** Start STORED RECORDS **

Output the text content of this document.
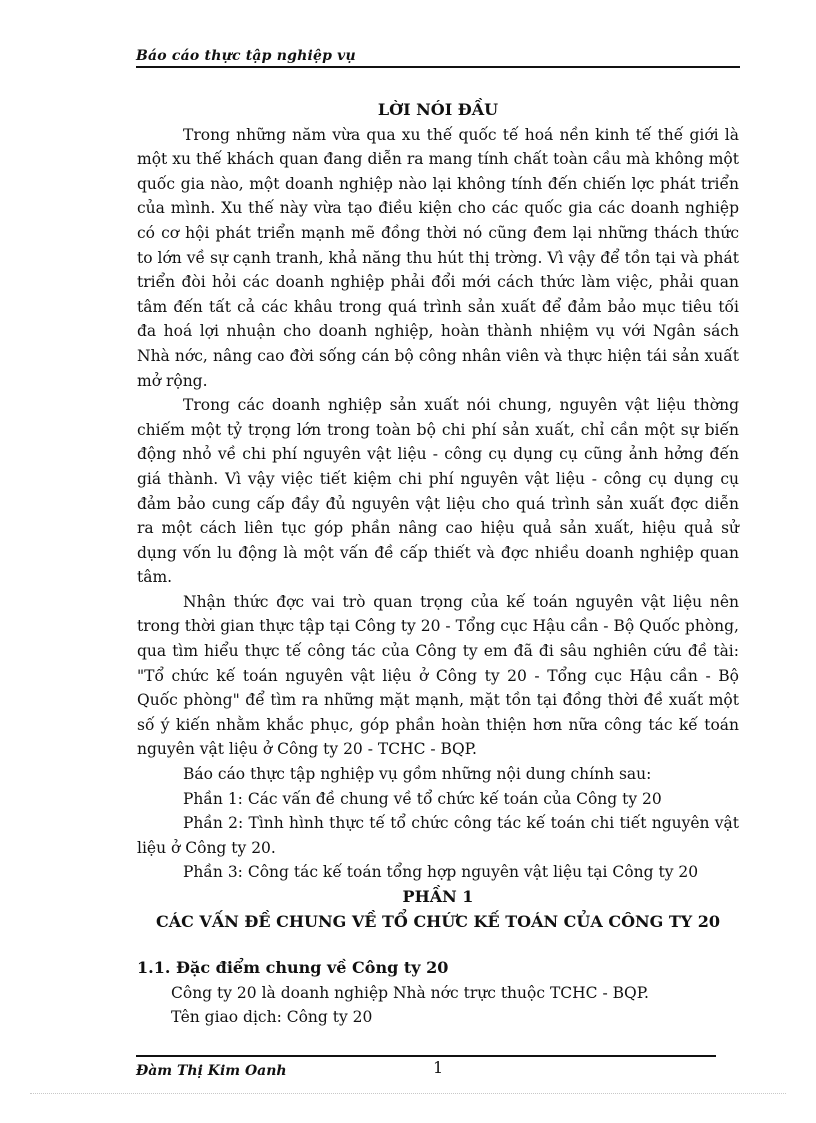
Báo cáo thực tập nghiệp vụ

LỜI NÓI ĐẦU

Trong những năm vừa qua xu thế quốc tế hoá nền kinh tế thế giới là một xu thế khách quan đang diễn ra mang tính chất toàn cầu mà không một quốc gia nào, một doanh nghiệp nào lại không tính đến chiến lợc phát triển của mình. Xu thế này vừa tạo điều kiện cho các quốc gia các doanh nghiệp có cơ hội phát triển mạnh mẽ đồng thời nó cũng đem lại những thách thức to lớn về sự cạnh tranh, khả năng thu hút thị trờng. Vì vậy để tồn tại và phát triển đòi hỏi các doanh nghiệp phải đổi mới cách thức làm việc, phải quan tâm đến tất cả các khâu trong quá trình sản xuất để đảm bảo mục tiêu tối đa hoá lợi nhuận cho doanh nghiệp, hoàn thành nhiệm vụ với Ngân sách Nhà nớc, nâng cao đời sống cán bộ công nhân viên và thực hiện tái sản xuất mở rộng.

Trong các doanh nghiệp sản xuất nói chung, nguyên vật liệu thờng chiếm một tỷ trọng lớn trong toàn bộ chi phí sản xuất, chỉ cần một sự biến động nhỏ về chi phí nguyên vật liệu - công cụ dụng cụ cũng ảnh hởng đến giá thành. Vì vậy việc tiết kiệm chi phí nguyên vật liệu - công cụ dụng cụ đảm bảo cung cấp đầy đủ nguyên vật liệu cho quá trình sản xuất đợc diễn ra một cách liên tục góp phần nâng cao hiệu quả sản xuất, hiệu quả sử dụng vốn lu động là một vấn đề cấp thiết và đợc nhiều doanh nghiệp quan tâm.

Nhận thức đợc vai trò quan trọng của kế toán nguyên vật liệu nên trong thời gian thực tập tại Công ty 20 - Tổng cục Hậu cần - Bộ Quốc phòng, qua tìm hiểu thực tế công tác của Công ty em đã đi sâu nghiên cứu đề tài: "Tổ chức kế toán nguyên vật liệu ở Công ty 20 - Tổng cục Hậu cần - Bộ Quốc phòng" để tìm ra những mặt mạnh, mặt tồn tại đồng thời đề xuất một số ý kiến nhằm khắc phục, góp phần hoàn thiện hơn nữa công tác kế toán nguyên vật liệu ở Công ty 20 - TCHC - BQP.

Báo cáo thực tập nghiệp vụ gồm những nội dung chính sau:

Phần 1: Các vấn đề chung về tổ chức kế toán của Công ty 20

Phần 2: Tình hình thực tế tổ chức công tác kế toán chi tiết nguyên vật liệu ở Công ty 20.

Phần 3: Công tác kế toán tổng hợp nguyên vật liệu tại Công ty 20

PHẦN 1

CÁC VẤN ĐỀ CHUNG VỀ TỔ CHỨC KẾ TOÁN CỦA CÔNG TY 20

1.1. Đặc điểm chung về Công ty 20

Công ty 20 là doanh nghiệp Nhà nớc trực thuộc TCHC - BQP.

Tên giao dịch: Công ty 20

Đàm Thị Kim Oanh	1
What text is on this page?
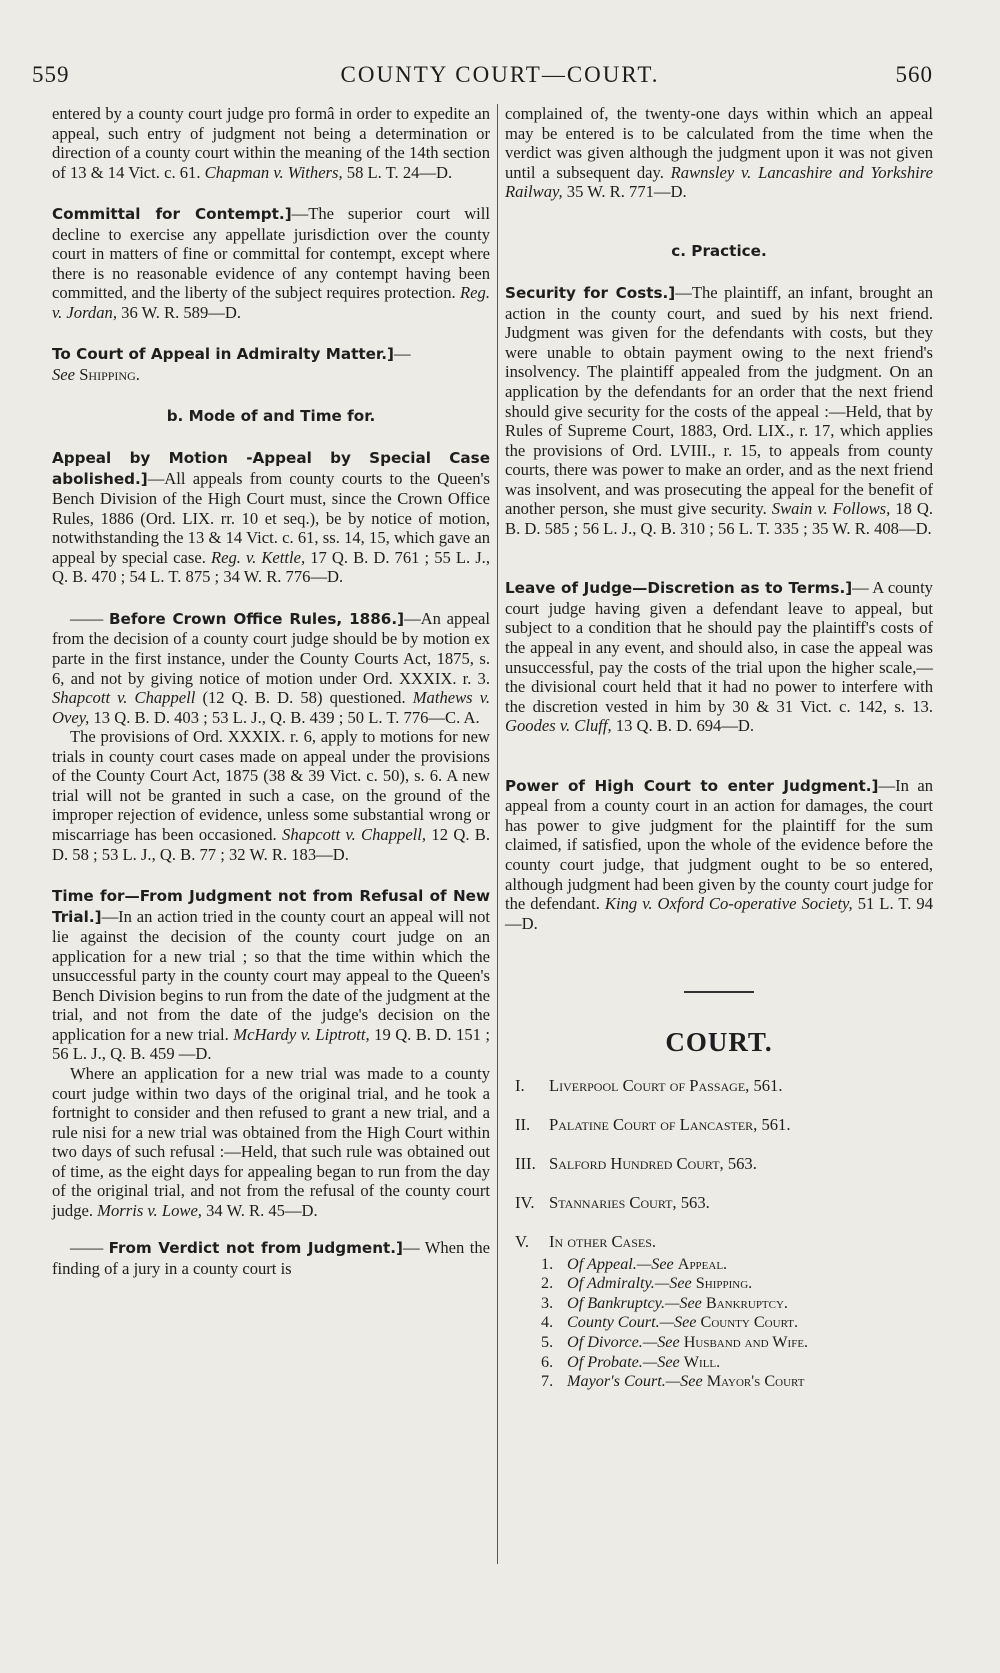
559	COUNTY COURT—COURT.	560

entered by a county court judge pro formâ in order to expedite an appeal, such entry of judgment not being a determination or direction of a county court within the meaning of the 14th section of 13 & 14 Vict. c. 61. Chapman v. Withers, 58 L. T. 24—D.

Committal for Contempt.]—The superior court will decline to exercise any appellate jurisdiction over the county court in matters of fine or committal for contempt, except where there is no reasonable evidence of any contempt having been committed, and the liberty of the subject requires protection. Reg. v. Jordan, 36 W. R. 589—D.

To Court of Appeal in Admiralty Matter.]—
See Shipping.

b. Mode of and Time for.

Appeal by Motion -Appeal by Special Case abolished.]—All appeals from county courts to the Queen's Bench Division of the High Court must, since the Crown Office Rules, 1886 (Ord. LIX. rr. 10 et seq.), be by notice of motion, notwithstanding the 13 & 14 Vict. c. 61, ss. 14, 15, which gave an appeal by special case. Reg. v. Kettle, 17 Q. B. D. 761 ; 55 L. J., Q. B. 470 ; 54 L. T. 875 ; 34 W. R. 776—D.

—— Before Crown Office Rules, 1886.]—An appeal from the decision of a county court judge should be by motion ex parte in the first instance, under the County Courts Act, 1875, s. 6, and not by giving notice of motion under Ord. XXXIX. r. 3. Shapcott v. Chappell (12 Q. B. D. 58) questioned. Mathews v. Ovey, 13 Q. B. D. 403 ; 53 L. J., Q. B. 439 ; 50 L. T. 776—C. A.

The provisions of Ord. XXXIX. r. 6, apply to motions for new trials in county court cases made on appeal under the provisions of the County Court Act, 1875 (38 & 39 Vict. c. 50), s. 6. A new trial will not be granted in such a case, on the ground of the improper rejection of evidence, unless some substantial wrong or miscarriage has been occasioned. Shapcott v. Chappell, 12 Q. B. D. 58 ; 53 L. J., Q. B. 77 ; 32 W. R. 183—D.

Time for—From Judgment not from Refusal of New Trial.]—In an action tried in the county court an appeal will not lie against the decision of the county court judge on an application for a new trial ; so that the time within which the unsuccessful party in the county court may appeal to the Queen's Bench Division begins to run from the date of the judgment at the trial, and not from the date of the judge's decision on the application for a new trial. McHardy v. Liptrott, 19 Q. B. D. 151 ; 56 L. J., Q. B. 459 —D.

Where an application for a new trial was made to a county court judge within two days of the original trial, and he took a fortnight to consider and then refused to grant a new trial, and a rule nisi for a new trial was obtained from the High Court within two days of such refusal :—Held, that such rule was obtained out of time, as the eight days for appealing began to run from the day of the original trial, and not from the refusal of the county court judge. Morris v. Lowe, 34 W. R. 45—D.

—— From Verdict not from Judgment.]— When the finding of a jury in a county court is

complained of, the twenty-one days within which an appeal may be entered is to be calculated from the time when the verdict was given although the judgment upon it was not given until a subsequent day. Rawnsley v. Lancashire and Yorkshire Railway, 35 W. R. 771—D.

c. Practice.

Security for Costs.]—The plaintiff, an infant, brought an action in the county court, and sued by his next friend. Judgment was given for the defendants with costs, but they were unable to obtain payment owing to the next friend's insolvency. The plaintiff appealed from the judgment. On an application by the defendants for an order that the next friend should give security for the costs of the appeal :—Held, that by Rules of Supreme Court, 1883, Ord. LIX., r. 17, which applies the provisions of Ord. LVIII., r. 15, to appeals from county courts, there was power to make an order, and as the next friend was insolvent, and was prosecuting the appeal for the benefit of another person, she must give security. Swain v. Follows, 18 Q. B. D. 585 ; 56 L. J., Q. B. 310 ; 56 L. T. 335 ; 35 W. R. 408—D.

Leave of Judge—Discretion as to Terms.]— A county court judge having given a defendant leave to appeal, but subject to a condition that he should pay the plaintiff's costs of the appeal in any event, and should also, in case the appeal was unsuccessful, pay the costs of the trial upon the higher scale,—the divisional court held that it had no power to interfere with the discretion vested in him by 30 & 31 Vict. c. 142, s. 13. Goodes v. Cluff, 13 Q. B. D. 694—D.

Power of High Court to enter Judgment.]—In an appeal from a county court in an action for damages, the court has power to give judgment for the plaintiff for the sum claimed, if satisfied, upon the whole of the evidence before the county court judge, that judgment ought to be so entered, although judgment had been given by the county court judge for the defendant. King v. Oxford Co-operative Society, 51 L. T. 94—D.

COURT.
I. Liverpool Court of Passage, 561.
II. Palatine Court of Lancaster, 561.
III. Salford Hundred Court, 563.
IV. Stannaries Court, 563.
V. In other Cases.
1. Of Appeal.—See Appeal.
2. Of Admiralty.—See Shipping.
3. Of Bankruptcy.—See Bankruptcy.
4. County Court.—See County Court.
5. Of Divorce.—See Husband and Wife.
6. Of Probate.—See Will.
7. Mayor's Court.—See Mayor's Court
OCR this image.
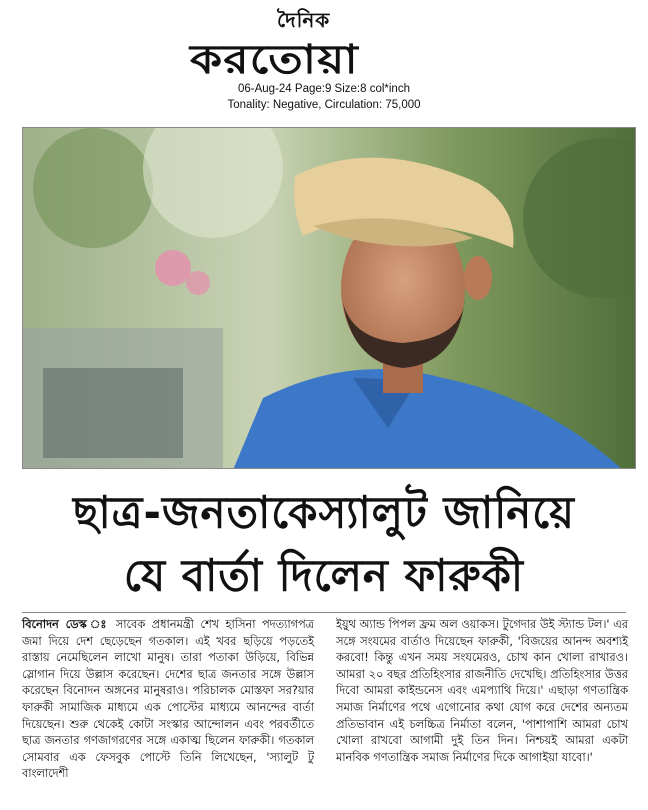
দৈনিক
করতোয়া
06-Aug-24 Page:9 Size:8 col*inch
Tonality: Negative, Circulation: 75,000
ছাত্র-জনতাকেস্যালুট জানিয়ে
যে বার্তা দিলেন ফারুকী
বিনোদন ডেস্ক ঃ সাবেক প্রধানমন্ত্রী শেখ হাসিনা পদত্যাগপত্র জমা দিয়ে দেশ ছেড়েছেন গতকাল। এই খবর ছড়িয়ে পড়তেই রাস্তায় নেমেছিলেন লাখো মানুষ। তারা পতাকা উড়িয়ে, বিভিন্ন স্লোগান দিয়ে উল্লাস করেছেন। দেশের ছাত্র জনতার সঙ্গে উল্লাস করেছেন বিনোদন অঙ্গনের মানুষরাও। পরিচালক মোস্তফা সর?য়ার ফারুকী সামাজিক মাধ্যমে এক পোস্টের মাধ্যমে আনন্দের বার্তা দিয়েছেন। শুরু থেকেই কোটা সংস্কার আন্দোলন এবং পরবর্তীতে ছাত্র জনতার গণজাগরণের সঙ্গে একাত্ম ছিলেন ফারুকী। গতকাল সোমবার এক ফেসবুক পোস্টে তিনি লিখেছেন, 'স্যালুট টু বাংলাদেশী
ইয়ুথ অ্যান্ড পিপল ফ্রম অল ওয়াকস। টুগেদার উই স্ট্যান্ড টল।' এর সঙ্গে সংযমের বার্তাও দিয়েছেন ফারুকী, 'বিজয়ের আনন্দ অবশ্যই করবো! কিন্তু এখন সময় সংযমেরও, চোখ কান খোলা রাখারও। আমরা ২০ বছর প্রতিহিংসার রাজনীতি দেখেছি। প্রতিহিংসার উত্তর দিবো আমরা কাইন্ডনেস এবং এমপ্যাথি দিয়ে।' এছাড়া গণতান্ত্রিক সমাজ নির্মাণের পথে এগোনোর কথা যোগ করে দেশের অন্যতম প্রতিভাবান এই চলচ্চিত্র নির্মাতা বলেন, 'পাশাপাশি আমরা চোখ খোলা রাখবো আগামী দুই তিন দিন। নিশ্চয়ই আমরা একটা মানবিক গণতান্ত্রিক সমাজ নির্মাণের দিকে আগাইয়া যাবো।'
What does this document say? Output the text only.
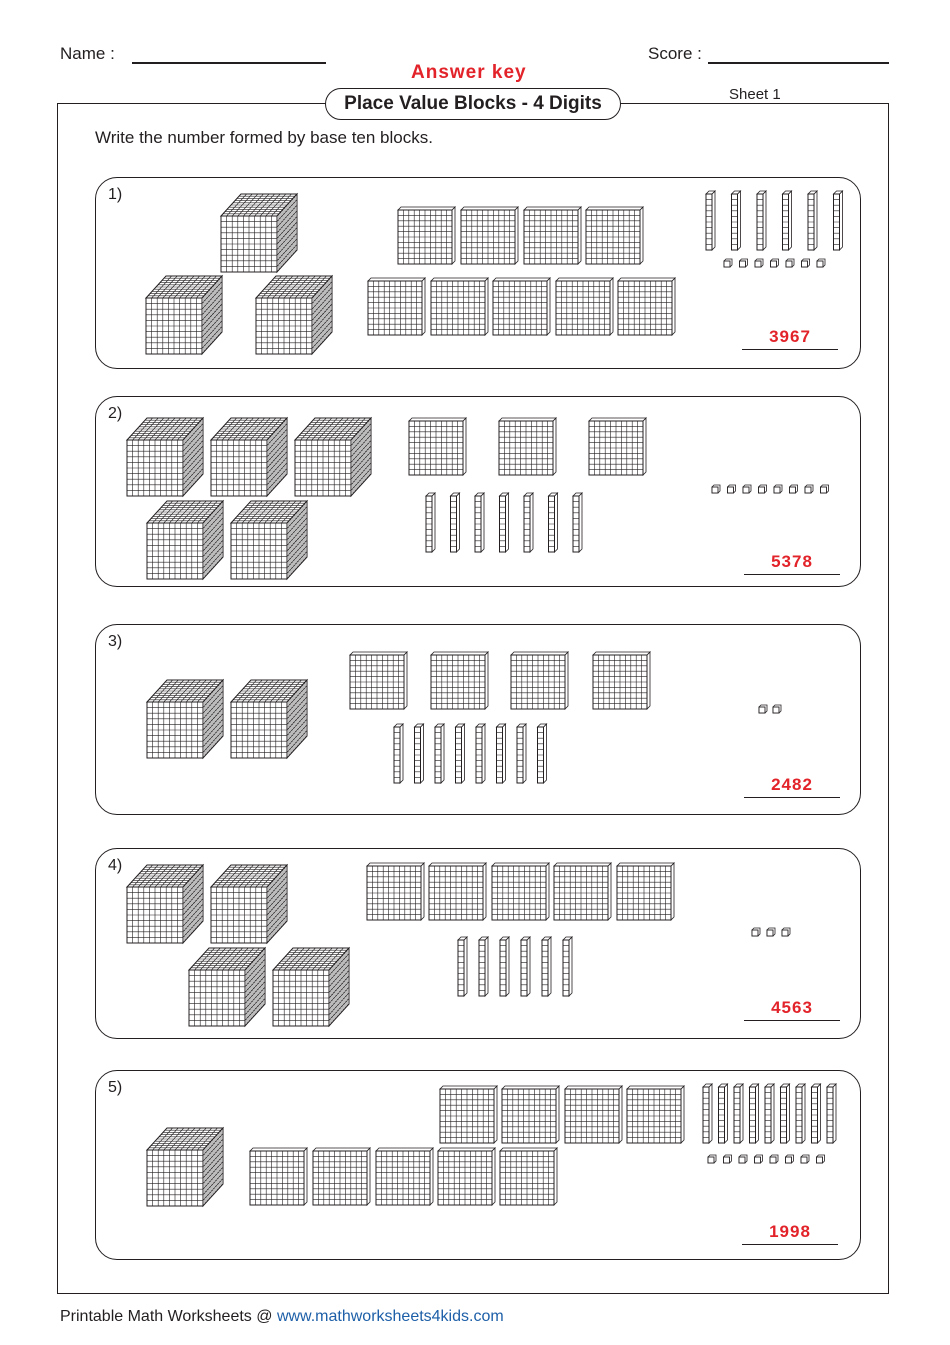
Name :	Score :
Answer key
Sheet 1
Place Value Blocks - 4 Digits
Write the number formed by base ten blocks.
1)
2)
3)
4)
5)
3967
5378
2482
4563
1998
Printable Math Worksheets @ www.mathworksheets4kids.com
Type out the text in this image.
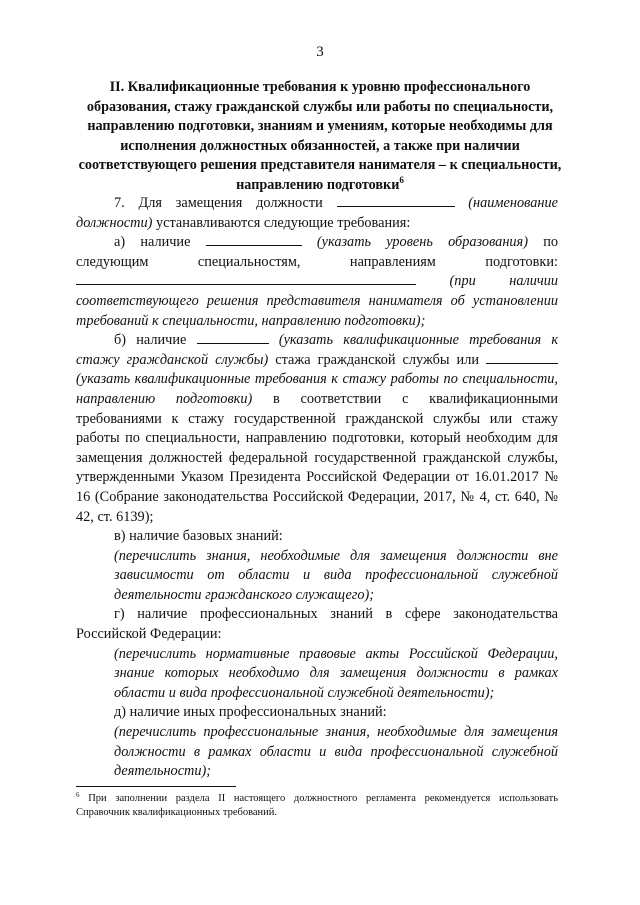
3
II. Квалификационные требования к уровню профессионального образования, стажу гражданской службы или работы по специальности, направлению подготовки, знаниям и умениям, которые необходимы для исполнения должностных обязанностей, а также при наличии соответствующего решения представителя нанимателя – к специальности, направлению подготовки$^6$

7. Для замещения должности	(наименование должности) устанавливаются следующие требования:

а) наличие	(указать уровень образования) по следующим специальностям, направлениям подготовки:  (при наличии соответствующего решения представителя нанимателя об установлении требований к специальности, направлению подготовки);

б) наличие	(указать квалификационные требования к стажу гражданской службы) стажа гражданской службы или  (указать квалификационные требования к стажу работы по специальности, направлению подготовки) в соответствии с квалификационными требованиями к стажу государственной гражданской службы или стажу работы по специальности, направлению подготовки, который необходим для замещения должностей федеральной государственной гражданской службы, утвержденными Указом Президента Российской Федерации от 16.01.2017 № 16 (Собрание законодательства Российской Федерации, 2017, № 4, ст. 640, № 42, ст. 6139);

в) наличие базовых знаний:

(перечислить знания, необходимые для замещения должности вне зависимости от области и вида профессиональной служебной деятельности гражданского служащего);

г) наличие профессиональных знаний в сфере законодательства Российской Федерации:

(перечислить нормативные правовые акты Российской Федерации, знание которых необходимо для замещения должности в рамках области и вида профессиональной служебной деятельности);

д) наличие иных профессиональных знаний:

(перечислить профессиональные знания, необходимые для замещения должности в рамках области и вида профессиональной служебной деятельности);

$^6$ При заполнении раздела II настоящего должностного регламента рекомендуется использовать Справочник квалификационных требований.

** End STORED RECORDS **

DIRECTION: Check every line for "Vict" and show the ones that have it.

WRITTEN ANSWER:
entered by a county court judge pro formâ in order to expedite an appeal, such entry of judgment not being a determination or direction of a county court within the meaning of the 14th section of 13 & 14 Vict. c. 61. Chapman v. Withers, 58 L. T. 24—D.
Appeal by Motion -Appeal by Special Case abolished.]—All appeals from county courts to the Queen's Bench Division of the High Court must, since the Crown Office Rules, 1886 (Ord. LIX. rr. 10 et seq.), be by notice of motion, notwithstanding the 13 & 14 Vict. c. 61, ss. 14, 15, which gave an appeal by special case. Reg. v. Kettle, 17 Q. B. D. 761 ; 55 L. J., Q. B. 470 ; 54 L. T. 875 ; 34 W. R. 776—D.
The provisions of Ord. XXXIX. r. 6, apply to motions for new trials in county court cases made on appeal under the provisions of the County Court Act, 1875 (38 & 39 Vict. c. 50), s. 6. A new trial will not be granted in such a case, on the ground of the improper rejection of evidence, unless some substantial wrong or miscarriage has been occasioned. Shapcott v. Chappell, 12 Q. B. D. 58 ; 53 L. J., Q. B. 77 ; 32 W. R. 183—D.
Leave of Judge—Discretion as to Terms.]— A county court judge having given a defendant leave to appeal, but subject to a condition that he should pay the plaintiff's costs of the appeal in any event, and should also, in case the appeal was unsuccessful, pay the costs of the trial upon the higher scale,—the divisional court held that it had no power to interfere with the discretion vested in him by 30 & 31 Vict. c. 142, s. 13. Goodes v. Cluff, 13 Q. B. D. 694—D.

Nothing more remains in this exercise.